#### Directive
Using the listing beneath this task, count the lines with the word "气球胀大" and write only the result.

— START —

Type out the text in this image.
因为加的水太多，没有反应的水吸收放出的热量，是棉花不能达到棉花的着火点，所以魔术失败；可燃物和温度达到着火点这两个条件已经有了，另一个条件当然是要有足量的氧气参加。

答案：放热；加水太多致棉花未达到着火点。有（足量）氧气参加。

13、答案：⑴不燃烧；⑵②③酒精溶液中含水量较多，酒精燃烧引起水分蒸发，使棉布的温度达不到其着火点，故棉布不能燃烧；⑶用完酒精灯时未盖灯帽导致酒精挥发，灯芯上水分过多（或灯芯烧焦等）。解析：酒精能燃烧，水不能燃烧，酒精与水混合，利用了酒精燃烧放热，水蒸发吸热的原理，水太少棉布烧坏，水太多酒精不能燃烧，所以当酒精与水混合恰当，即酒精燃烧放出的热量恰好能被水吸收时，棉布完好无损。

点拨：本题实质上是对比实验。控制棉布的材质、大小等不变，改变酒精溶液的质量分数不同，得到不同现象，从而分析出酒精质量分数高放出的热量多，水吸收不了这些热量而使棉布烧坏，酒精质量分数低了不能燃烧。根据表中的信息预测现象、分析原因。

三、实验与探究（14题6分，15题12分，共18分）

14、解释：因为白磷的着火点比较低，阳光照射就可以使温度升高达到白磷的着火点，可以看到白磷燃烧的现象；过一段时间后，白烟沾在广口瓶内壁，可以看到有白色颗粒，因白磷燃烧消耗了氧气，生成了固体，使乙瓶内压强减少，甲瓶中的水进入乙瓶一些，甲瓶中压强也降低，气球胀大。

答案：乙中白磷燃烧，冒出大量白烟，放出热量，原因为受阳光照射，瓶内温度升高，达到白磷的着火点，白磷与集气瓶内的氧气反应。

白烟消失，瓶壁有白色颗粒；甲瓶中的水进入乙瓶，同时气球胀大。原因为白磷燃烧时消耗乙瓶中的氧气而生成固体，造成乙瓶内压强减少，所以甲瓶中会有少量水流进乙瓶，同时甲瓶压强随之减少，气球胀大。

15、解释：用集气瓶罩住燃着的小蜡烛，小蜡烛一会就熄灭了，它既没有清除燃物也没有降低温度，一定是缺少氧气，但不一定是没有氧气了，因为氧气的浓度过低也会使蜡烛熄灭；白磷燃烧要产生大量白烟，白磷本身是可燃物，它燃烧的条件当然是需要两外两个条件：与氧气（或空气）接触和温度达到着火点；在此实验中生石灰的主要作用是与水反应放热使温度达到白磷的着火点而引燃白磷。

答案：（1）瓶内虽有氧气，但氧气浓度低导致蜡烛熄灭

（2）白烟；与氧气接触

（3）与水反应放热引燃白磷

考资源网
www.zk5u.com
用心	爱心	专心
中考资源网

— END —

#### Right answer
2